### Supplied material ###

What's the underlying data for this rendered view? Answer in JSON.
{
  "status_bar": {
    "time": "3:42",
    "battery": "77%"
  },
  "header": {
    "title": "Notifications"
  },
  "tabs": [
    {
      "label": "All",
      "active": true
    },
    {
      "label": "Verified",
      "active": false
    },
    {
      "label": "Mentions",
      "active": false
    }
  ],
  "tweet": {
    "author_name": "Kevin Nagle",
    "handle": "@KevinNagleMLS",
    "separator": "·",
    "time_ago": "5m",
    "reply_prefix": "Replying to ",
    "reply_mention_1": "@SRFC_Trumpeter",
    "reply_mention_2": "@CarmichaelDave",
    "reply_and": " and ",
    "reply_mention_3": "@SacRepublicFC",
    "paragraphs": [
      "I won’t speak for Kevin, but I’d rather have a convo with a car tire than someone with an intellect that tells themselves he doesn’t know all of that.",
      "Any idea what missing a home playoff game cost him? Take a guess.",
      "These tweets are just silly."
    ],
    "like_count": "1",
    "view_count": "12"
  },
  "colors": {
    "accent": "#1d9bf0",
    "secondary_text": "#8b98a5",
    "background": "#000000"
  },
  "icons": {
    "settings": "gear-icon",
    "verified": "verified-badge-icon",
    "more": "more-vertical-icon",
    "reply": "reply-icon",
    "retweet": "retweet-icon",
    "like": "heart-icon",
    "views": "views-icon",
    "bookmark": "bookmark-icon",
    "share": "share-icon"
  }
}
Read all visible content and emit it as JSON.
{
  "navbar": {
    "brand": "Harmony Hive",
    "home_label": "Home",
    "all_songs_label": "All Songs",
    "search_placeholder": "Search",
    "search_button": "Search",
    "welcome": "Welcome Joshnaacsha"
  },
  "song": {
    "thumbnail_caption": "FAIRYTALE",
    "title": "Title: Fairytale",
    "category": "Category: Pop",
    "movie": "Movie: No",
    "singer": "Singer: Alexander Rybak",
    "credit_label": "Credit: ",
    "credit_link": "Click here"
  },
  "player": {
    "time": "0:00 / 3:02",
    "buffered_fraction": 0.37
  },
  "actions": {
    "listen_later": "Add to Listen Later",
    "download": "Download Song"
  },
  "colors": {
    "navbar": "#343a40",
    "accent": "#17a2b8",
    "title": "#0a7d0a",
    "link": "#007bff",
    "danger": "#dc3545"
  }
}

###

### Aim
Output all of the data above without any alteration.

### Full response
What's the underlying data for this rendered view? Answer in JSON.
{
  "status_bar": {
    "time": "3:42",
    "battery": "77%"
  },
  "header": {
    "title": "Notifications"
  },
  "tabs": [
    {
      "label": "All",
      "active": true
    },
    {
      "label": "Verified",
      "active": false
    },
    {
      "label": "Mentions",
      "active": false
    }
  ],
  "tweet": {
    "author_name": "Kevin Nagle",
    "handle": "@KevinNagleMLS",
    "separator": "·",
    "time_ago": "5m",
    "reply_prefix": "Replying to ",
    "reply_mention_1": "@SRFC_Trumpeter",
    "reply_mention_2": "@CarmichaelDave",
    "reply_and": " and ",
    "reply_mention_3": "@SacRepublicFC",
    "paragraphs": [
      "I won’t speak for Kevin, but I’d rather have a convo with a car tire than someone with an intellect that tells themselves he doesn’t know all of that.",
      "Any idea what missing a home playoff game cost him? Take a guess.",
      "These tweets are just silly."
    ],
    "like_count": "1",
    "view_count": "12"
  },
  "colors": {
    "accent": "#1d9bf0",
    "secondary_text": "#8b98a5",
    "background": "#000000"
  },
  "icons": {
    "settings": "gear-icon",
    "verified": "verified-badge-icon",
    "more": "more-vertical-icon",
    "reply": "reply-icon",
    "retweet": "retweet-icon",
    "like": "heart-icon",
    "views": "views-icon",
    "bookmark": "bookmark-icon",
    "share": "share-icon"
  }
}
Read all visible content and emit it as JSON.
{
  "navbar": {
    "brand": "Harmony Hive",
    "home_label": "Home",
    "all_songs_label": "All Songs",
    "search_placeholder": "Search",
    "search_button": "Search",
    "welcome": "Welcome Joshnaacsha"
  },
  "song": {
    "thumbnail_caption": "FAIRYTALE",
    "title": "Title: Fairytale",
    "category": "Category: Pop",
    "movie": "Movie: No",
    "singer": "Singer: Alexander Rybak",
    "credit_label": "Credit: ",
    "credit_link": "Click here"
  },
  "player": {
    "time": "0:00 / 3:02",
    "buffered_fraction": 0.37
  },
  "actions": {
    "listen_later": "Add to Listen Later",
    "download": "Download Song"
  },
  "colors": {
    "navbar": "#343a40",
    "accent": "#17a2b8",
    "title": "#0a7d0a",
    "link": "#007bff",
    "danger": "#dc3545"
  }
}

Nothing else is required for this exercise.